#### Exercise aim:
Below is some material; set it all down exactly, apart from the pictures.

>> start Dataset

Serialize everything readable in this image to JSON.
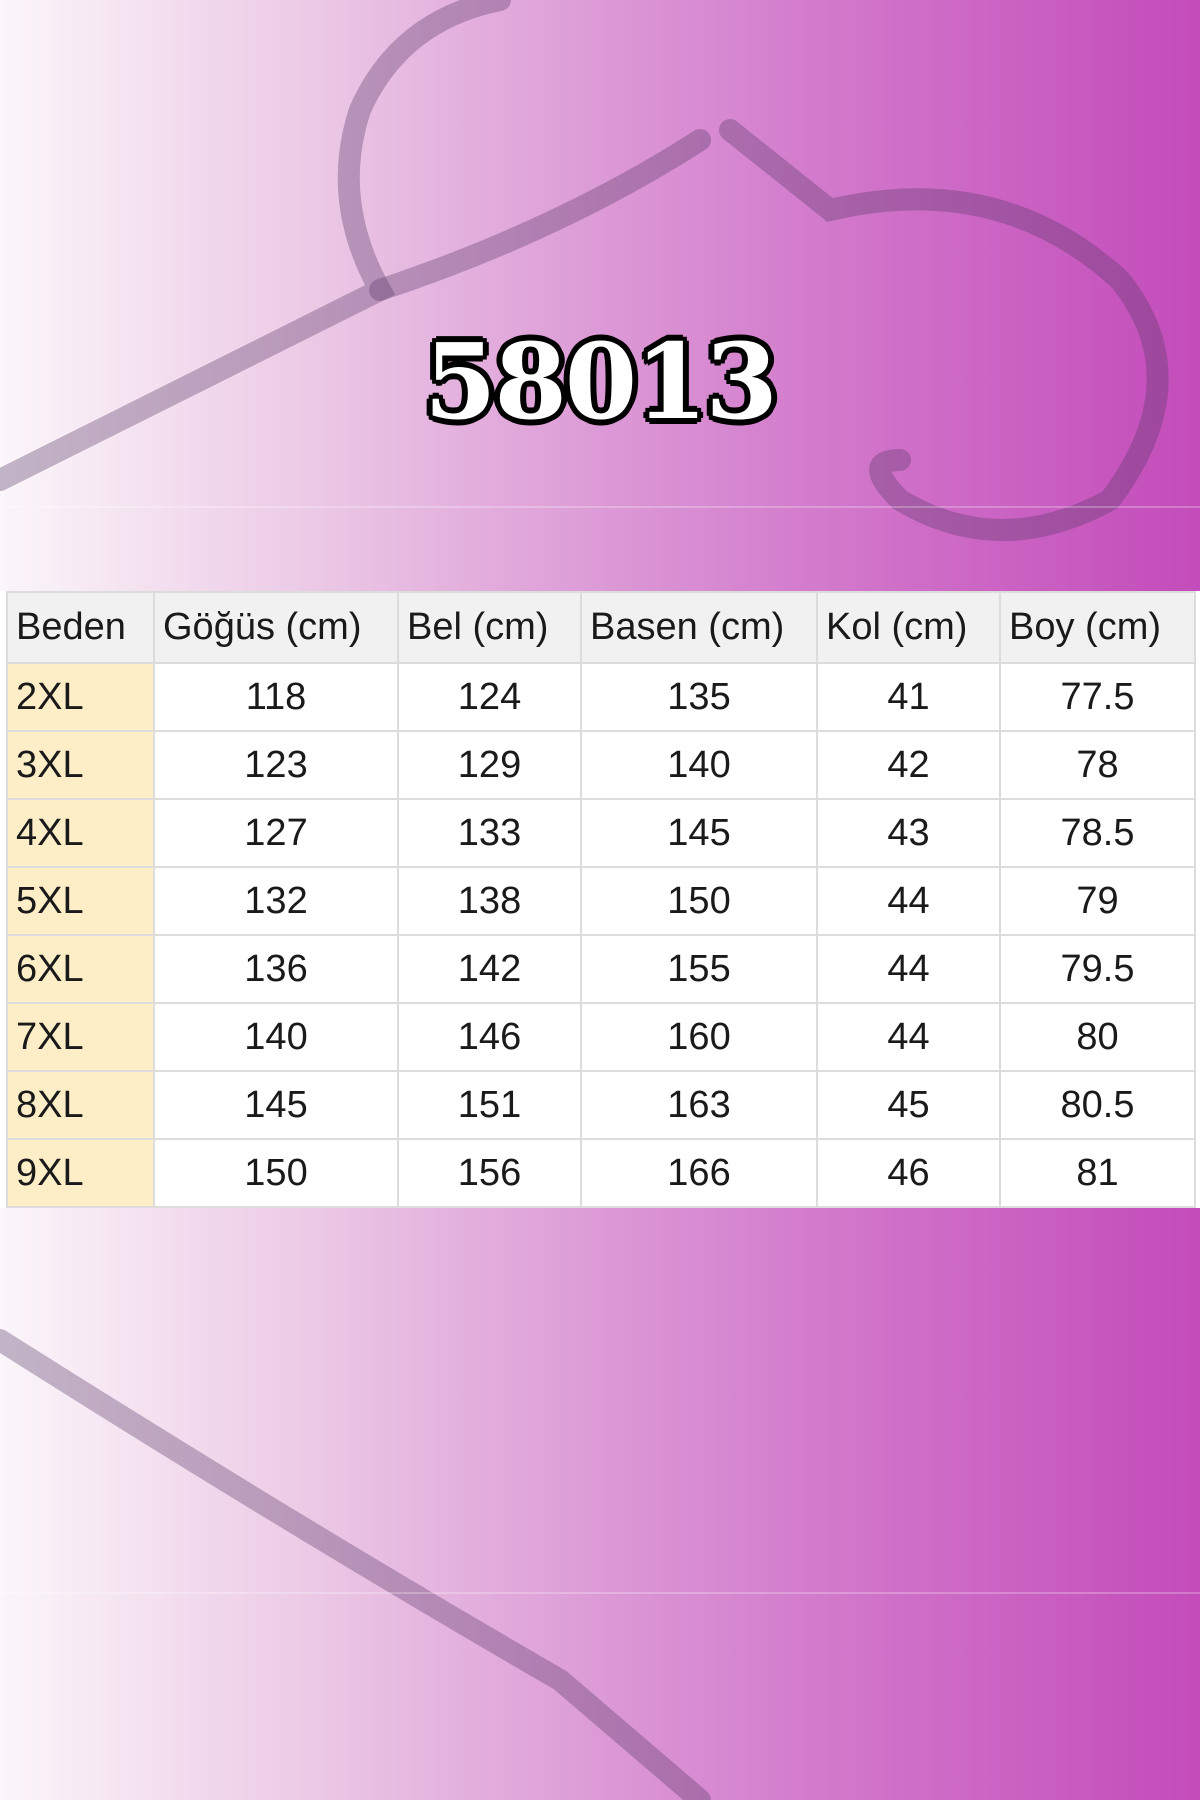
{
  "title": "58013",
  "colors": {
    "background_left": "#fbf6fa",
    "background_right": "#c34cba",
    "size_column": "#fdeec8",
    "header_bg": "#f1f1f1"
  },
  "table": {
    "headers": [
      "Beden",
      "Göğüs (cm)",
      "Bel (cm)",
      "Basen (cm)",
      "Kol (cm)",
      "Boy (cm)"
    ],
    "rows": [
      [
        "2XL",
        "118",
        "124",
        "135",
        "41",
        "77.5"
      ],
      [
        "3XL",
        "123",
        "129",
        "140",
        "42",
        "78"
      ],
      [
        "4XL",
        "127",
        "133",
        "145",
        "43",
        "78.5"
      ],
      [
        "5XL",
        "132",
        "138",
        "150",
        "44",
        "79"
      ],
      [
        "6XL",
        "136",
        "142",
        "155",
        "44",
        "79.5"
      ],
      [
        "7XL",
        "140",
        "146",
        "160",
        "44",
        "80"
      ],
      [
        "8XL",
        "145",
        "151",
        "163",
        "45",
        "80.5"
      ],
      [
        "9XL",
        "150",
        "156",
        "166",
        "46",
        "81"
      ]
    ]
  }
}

>> end Dataset

#### Response to the task:
Serialize everything readable in this image to JSON.
{
  "title": "58013",
  "colors": {
    "background_left": "#fbf6fa",
    "background_right": "#c34cba",
    "size_column": "#fdeec8",
    "header_bg": "#f1f1f1"
  },
  "table": {
    "headers": [
      "Beden",
      "Göğüs (cm)",
      "Bel (cm)",
      "Basen (cm)",
      "Kol (cm)",
      "Boy (cm)"
    ],
    "rows": [
      [
        "2XL",
        "118",
        "124",
        "135",
        "41",
        "77.5"
      ],
      [
        "3XL",
        "123",
        "129",
        "140",
        "42",
        "78"
      ],
      [
        "4XL",
        "127",
        "133",
        "145",
        "43",
        "78.5"
      ],
      [
        "5XL",
        "132",
        "138",
        "150",
        "44",
        "79"
      ],
      [
        "6XL",
        "136",
        "142",
        "155",
        "44",
        "79.5"
      ],
      [
        "7XL",
        "140",
        "146",
        "160",
        "44",
        "80"
      ],
      [
        "8XL",
        "145",
        "151",
        "163",
        "45",
        "80.5"
      ],
      [
        "9XL",
        "150",
        "156",
        "166",
        "46",
        "81"
      ]
    ]
  }
}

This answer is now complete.